_DIRECTIVE_. Collect each line holding the string "одного".
━━━━━ RECORDS SUPPLIED
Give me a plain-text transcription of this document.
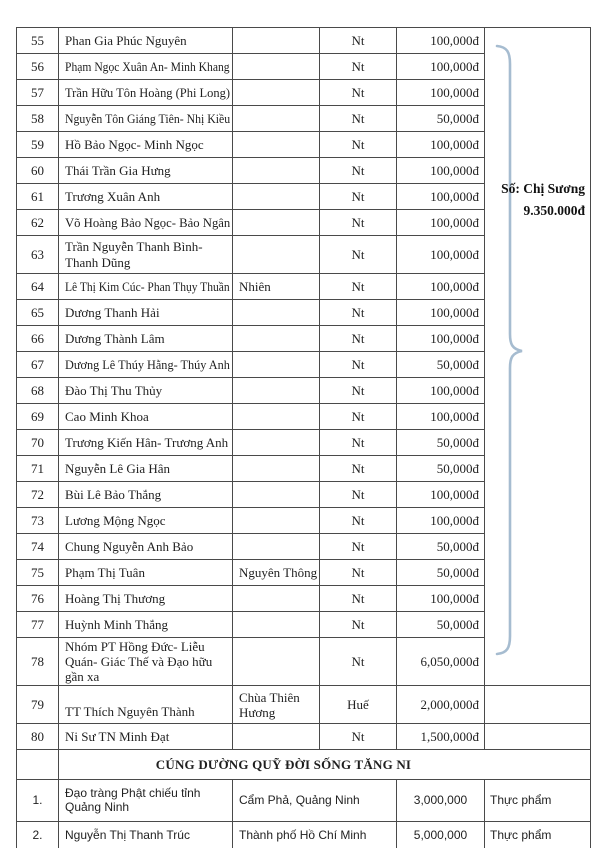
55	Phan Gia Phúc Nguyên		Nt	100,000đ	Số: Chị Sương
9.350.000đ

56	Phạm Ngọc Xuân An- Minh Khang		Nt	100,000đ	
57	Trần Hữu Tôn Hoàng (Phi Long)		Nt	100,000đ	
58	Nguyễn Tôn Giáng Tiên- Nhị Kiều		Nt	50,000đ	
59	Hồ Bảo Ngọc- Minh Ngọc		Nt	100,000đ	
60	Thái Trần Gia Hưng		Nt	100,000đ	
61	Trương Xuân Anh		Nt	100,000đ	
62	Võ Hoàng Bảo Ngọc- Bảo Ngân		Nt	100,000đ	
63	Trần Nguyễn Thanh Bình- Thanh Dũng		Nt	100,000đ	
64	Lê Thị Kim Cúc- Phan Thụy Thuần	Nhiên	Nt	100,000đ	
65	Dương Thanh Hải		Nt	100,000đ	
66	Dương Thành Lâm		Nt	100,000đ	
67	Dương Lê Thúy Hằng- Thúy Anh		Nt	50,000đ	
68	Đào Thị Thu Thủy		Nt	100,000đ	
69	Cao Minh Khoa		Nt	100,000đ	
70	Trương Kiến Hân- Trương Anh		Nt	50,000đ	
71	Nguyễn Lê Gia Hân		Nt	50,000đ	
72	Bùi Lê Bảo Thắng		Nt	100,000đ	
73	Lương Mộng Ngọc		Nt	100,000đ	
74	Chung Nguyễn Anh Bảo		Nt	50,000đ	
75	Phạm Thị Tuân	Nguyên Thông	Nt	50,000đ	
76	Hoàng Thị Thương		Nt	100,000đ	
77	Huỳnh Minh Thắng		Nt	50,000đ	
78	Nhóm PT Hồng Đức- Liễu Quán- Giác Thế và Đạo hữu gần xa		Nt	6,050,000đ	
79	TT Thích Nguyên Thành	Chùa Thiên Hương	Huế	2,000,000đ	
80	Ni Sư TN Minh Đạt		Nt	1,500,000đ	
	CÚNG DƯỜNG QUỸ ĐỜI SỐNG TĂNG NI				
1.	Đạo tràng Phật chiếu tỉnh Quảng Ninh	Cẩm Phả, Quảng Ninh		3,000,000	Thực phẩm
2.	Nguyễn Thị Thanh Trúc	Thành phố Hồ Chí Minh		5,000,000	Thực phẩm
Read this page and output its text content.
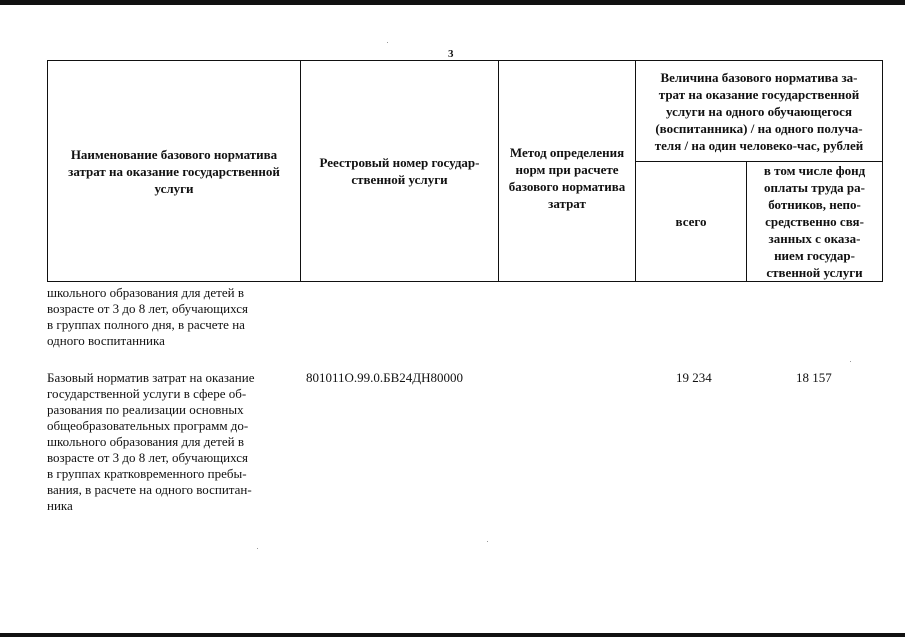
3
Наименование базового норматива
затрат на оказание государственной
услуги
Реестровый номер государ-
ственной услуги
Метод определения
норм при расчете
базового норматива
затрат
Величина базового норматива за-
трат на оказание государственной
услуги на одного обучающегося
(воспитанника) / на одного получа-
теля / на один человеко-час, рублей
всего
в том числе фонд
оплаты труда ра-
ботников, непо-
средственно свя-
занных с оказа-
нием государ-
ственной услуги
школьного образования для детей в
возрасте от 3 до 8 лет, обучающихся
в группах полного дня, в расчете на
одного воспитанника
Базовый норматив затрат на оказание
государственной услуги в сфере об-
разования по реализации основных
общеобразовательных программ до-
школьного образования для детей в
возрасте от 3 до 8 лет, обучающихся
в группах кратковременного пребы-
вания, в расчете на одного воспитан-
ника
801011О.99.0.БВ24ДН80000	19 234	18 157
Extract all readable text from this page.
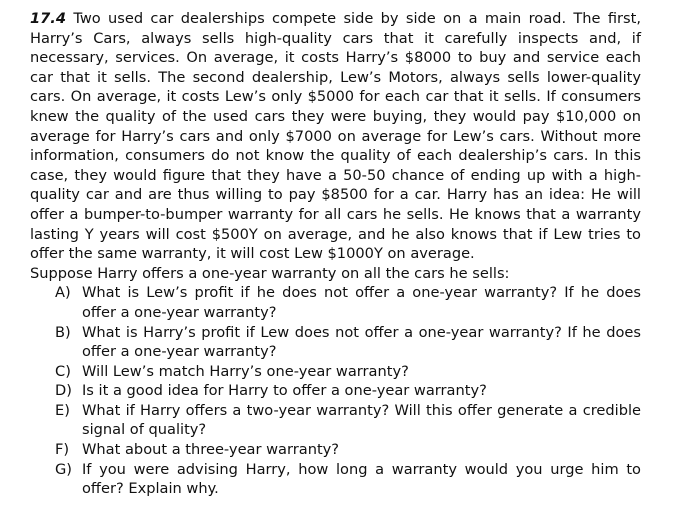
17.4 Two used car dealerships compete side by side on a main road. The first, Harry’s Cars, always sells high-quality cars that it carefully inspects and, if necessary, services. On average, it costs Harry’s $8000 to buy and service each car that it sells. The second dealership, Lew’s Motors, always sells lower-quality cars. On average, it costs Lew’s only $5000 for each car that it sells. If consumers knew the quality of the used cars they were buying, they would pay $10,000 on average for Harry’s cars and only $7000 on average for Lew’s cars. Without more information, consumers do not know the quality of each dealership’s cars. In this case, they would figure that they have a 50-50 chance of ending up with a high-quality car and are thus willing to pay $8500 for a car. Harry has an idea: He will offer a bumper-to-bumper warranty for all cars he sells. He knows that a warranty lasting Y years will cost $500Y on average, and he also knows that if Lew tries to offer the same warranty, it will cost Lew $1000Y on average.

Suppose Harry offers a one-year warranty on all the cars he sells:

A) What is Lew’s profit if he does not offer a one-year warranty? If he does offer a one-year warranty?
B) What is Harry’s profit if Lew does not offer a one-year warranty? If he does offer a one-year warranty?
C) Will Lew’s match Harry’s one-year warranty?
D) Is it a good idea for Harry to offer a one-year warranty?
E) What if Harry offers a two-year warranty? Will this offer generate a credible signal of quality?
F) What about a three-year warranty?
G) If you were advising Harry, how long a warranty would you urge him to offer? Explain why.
━━━━━━━━━━
_RESULT FOR THIS EXERCISE_.
услуги на одного обучающегося
(воспитанника) / на одного получа-
одного воспитанника
вания, в расчете на одного воспитан-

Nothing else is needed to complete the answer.